» **Required actions**:
1. Summarize the forum thread below in two sentences.
2. Translate this sentence from the forum thread below into Spanish: "The drive showed fine in the BIOS, so I continued into Windows."
3. Answer these questions using the forum thread below:
(a) What is the capacity of the Maxtor hard drive?
(b) About how much data was backed up before the partitions were deleted?
(c) What model is the master drive?

» **Source excerpt**:
Primary Slave Hard Disk Drive not found in Windows XP

D

drosile

Hello, everyone.

I recently came into possession of an old Maxtor 80GB hard drive, and
I thought I'd throw it in my computer for the extra storage.

I checked the jumpers, plugged it in, and booted my computer. The
drive showed fine in the BIOS, so I continued into Windows. The disk,
however, didn't show up at all in Windows--not in My Computer, Device
Manager, or Disk Management.

After messing about for a bit, I used my Ultimate Boot CD (basically a
Windows XP bootable CD) to try to find the drive. Immediately, the
drive (and its then four partitions) were found. I backed up the
500MB or so of data, then entered Disk Management (still on the boot
CD) and deleted all the partitions. I made one large partition on the
drive, and formatted it in NTFS. I rebooted back into Windows, and
the disk still does not appear.

I can go back and forth as much as I want between the boot CD and
Windows, but I simply cannot get this hard drive to show itself in
Windows.

Thank you for any suggestions.

-Dave
 
D

drosile

I just tried the Cable Select with the same results as above. If it
helps, the master drive is a WDC WD1200JB
 
D

drosile

The Western Digital has the jumper set for "Master with slave
present." Should I change this to CS also?
 
N

Noncompliant

There's more than one issue here.

If you're using CS, both ide drives have to use that jumper selection. If
using master/slave jumpers, both drive has to use that.

» **Recorded data**:

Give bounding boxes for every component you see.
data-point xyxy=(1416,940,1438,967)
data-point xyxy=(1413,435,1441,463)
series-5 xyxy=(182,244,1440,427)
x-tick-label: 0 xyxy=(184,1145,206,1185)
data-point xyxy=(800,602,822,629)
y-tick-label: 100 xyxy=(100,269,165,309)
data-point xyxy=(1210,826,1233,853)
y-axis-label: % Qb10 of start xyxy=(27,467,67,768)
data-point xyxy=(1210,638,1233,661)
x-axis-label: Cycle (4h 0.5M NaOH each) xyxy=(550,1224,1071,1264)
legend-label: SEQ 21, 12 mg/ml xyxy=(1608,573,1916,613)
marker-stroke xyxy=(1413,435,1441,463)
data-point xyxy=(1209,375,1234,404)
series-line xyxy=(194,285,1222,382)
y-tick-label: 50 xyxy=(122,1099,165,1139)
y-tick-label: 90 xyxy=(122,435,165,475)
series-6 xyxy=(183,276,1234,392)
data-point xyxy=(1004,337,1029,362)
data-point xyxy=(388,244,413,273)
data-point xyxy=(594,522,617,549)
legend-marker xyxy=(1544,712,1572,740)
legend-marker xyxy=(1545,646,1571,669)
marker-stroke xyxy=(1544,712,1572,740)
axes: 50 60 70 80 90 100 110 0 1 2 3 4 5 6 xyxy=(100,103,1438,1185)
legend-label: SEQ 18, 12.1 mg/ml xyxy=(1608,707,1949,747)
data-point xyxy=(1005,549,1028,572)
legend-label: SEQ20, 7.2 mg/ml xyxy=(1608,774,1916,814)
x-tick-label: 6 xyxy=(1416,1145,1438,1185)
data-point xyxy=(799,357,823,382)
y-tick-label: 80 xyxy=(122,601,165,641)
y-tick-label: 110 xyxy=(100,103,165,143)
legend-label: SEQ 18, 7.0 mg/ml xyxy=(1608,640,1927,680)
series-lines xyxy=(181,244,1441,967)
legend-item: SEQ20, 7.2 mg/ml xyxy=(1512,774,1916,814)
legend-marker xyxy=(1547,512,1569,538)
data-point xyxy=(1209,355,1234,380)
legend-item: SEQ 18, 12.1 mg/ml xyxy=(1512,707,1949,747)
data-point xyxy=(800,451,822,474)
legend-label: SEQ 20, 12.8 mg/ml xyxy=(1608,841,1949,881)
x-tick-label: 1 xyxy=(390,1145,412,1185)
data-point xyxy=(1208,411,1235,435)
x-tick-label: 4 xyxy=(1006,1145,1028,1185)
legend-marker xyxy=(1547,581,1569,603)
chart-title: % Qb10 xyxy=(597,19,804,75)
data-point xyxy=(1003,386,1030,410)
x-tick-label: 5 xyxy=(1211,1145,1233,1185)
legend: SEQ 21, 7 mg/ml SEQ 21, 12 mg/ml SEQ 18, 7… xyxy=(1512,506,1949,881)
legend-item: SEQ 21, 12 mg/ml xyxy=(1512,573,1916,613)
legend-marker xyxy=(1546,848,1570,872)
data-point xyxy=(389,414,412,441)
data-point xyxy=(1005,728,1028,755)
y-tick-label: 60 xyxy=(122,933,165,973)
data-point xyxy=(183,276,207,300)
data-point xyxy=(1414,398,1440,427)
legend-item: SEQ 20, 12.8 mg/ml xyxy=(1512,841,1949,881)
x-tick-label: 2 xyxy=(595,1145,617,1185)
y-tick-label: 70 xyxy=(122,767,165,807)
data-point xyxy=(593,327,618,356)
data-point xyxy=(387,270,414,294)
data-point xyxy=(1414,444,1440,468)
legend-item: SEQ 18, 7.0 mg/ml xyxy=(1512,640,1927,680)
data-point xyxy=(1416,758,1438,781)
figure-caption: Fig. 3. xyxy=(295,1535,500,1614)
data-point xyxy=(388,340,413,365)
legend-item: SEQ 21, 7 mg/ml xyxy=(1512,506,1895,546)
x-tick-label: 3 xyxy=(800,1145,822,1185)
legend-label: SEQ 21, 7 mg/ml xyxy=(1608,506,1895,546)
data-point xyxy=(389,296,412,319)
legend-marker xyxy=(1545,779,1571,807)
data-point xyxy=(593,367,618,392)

» **Full answers**:
1. A user reports that an old Maxtor 80GB hard drive, installed as the primary slave, appears in the BIOS and is found from an Ultimate Boot CD but does not show up in Windows XP, even after being repartitioned as one large partition and formatted in NTFS. Switching to Cable Select gave the same result, and a reply states that both IDE drives must use the same jumper selection, either Cable Select or master/slave.

2. La unidad se mostraba bien en la BIOS, así que continué hacia Windows.

3.
(a) 80GB
(b) About 500MB
(c) WDC WD1200JB